* [EXERCISE DIRECTIONS]
Pull every line containing "JSON" out of the material below.

* [RECORDS SHOWN]
*-*-*
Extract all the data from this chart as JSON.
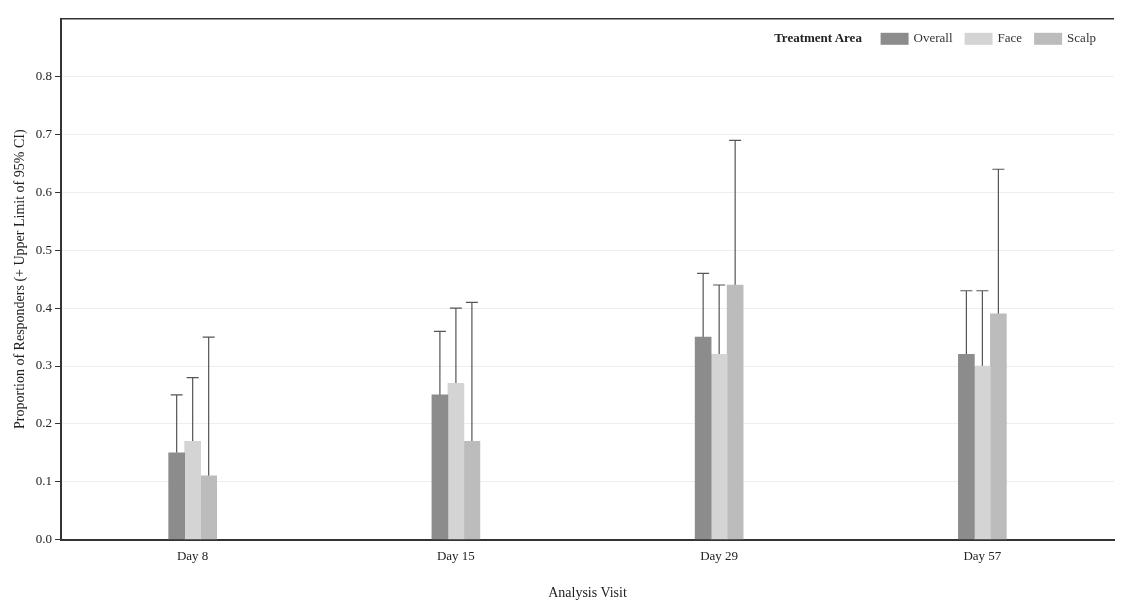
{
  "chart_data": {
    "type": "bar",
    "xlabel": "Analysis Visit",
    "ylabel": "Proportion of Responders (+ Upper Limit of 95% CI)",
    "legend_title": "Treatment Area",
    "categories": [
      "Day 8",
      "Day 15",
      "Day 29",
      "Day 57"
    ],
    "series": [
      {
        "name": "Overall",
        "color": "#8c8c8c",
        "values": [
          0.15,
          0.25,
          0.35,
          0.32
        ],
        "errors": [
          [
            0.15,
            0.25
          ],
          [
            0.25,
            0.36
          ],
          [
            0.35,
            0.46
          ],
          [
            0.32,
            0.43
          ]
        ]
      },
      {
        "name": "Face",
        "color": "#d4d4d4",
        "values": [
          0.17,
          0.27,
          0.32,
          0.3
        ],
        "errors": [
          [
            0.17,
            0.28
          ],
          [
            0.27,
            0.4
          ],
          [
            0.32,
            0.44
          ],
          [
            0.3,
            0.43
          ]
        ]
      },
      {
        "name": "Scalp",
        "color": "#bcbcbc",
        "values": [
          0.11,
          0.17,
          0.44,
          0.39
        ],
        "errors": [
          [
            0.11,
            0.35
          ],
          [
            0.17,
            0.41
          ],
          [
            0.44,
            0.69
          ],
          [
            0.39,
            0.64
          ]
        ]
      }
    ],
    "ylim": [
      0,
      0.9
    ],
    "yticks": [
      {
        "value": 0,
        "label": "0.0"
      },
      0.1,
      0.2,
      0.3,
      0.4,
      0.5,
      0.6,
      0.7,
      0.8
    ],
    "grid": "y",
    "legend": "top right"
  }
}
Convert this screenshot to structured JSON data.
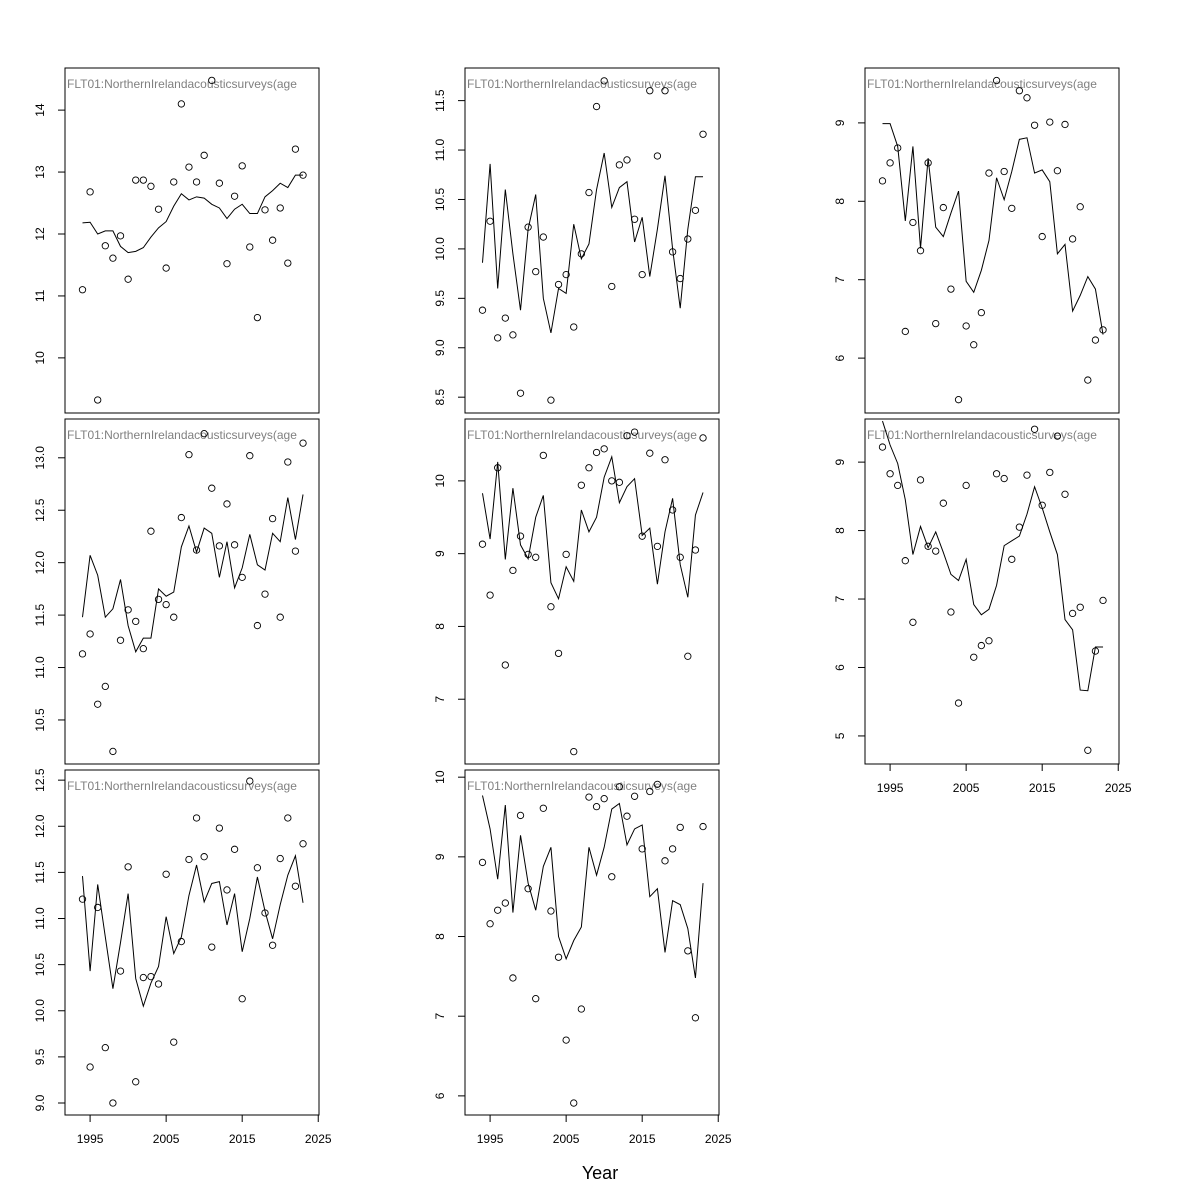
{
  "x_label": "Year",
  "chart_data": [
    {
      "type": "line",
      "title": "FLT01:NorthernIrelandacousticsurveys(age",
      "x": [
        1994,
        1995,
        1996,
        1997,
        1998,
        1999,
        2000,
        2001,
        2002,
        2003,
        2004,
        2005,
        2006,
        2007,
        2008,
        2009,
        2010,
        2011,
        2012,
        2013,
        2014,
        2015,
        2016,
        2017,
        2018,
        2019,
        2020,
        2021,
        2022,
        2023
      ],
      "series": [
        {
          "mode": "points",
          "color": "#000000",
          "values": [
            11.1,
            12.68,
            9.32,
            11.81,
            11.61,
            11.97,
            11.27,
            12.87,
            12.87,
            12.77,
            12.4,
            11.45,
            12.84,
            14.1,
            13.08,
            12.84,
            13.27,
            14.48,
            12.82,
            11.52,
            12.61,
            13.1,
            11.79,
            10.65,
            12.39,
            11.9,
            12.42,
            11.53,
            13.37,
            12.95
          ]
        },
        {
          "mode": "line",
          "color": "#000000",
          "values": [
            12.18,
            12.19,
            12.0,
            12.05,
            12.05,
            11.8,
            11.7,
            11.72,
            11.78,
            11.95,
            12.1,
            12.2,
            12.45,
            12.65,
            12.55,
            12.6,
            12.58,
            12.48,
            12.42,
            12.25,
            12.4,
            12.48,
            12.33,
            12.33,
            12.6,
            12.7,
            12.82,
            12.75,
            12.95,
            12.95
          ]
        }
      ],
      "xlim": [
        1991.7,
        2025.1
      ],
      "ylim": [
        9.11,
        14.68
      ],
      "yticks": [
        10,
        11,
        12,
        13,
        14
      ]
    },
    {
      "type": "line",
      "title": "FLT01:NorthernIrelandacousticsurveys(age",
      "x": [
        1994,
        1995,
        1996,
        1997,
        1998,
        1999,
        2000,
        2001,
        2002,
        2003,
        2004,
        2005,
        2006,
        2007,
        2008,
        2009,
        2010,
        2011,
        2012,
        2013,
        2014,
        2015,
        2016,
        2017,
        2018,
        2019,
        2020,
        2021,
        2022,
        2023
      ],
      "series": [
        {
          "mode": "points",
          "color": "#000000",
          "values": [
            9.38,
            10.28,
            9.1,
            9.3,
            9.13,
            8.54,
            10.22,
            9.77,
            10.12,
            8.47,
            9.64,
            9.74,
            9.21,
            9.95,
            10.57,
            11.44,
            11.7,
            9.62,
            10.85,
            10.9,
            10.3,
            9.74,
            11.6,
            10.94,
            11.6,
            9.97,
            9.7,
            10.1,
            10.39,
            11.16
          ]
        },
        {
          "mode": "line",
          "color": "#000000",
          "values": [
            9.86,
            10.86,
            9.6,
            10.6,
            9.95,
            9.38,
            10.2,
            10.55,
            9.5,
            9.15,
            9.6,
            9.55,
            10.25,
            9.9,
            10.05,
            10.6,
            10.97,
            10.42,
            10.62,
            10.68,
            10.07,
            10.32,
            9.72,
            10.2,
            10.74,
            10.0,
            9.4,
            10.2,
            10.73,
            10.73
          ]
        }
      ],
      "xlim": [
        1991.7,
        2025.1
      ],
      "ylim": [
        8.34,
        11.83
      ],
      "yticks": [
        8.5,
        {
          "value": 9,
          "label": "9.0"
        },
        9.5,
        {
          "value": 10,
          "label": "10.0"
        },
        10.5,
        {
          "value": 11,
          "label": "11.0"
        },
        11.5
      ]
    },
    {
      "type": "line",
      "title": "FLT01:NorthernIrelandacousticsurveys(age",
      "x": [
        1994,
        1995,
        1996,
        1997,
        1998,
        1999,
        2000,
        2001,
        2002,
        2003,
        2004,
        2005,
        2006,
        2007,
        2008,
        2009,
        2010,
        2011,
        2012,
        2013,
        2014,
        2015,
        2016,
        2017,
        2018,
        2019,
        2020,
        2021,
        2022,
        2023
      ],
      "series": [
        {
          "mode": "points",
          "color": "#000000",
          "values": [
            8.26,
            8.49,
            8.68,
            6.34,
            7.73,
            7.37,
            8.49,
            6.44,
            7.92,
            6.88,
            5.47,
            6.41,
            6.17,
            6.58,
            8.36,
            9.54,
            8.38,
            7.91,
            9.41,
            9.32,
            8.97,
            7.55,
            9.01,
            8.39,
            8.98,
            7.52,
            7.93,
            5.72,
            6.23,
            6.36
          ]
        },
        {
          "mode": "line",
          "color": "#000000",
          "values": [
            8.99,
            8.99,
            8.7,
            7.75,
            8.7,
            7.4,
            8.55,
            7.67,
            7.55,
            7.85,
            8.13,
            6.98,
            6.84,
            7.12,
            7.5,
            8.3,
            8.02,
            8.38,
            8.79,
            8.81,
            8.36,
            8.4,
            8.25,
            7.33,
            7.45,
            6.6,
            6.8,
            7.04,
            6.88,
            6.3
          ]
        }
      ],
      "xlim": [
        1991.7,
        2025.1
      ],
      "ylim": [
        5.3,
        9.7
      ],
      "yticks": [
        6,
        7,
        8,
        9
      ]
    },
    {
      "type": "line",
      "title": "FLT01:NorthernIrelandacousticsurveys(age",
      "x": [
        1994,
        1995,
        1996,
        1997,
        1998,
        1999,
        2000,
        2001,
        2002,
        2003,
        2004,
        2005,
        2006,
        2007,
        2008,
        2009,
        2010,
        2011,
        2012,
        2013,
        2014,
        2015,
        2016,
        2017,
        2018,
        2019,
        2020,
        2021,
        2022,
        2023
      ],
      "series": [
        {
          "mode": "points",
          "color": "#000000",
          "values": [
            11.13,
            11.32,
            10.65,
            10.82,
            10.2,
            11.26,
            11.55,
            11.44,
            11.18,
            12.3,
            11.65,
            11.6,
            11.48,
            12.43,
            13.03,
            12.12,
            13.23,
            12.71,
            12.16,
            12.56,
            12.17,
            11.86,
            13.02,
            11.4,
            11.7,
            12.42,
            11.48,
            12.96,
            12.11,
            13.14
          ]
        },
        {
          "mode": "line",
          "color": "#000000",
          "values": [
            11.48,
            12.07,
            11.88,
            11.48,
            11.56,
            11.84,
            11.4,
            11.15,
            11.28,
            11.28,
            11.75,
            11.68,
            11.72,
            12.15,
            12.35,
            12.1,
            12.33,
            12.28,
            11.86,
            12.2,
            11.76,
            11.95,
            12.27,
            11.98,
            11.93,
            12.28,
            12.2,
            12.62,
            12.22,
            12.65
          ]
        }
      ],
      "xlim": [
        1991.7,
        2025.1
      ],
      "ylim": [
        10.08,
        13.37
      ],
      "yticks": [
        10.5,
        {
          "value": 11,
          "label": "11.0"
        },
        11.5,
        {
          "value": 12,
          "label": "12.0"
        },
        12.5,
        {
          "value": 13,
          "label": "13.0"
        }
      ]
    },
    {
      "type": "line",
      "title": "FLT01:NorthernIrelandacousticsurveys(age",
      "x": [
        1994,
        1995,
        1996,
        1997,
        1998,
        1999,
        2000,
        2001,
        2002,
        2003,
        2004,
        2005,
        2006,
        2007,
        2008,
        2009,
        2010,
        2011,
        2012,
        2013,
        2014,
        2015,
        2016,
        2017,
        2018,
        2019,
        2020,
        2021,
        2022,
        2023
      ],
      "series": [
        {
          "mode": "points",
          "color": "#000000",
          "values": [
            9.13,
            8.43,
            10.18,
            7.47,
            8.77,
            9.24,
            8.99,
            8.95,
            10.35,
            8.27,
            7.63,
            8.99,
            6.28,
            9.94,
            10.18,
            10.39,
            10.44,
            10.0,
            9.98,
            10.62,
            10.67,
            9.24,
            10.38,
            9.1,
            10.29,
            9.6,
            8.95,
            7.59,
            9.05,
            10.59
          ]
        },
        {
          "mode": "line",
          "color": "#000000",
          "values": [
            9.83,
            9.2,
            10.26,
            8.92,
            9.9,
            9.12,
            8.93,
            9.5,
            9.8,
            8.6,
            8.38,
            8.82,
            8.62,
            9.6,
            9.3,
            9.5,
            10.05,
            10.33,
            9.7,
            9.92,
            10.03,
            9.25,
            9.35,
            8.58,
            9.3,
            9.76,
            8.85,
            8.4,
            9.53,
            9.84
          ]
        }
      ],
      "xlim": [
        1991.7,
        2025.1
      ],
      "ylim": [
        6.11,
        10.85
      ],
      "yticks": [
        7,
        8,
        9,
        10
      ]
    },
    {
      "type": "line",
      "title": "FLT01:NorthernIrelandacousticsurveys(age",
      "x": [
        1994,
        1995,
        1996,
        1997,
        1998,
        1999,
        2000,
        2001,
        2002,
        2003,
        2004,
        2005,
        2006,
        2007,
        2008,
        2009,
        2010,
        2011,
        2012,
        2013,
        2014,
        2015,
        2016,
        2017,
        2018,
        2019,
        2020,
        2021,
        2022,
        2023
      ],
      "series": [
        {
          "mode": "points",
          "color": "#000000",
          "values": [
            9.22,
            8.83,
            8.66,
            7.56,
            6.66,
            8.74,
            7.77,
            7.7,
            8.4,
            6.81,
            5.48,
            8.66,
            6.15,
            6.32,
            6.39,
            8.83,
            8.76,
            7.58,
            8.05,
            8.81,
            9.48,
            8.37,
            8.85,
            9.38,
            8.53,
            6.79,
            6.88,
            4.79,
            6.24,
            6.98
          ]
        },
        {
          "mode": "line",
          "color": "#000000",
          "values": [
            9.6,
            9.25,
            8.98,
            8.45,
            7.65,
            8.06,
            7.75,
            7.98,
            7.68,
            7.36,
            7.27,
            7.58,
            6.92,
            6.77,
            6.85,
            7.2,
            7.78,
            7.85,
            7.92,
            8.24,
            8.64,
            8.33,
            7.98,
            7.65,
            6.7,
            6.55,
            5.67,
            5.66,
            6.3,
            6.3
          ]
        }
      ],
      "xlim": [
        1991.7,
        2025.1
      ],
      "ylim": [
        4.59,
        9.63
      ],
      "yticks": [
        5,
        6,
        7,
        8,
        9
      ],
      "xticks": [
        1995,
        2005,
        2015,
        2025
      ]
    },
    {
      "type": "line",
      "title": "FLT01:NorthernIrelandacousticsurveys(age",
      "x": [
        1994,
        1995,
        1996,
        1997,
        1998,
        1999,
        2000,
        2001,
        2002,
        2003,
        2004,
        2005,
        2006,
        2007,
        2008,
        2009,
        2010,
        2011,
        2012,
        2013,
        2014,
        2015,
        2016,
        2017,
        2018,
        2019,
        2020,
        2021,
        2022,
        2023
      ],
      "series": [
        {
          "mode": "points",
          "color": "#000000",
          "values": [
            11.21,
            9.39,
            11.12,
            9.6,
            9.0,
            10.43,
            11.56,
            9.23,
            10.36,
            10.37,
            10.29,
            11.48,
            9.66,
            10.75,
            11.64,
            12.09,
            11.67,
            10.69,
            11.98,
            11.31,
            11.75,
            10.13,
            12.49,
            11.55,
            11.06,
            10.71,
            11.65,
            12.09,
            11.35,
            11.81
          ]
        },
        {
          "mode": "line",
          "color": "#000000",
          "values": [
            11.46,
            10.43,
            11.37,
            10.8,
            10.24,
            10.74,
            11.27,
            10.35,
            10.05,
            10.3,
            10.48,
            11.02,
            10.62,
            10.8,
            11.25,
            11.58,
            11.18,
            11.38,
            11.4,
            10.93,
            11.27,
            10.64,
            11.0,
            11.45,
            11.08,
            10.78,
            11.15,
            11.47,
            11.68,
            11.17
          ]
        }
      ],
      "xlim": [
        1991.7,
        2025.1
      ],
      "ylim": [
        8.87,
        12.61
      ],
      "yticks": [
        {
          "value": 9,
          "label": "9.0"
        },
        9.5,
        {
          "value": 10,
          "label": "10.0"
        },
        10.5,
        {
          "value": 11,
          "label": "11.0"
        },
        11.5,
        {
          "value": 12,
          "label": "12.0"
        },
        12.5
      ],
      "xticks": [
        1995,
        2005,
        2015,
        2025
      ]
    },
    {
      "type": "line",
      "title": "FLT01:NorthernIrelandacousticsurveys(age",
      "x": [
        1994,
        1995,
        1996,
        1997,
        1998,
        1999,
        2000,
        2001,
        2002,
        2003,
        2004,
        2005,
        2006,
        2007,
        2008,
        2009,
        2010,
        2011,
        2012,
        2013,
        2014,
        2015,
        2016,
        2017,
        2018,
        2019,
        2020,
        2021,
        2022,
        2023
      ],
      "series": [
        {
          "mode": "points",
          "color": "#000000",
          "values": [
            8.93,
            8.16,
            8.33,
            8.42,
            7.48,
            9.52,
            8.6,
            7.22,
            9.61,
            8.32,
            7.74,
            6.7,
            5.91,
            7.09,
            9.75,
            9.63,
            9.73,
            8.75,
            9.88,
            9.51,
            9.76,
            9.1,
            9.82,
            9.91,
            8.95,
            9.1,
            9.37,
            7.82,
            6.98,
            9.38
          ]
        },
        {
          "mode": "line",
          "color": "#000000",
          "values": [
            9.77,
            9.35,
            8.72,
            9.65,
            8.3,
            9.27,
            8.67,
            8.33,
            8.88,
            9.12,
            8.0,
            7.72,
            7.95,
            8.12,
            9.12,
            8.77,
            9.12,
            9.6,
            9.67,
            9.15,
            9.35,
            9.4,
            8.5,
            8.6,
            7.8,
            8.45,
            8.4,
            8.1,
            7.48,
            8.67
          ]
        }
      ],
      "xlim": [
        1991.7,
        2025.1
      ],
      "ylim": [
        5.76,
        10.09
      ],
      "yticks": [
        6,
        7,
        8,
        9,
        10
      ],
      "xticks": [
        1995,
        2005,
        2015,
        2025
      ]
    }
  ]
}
*-*-*
* [ANSWER TO THIS PROBLEM]
Extract all the data from this chart as JSON.
Convert this screenshot to structured JSON data.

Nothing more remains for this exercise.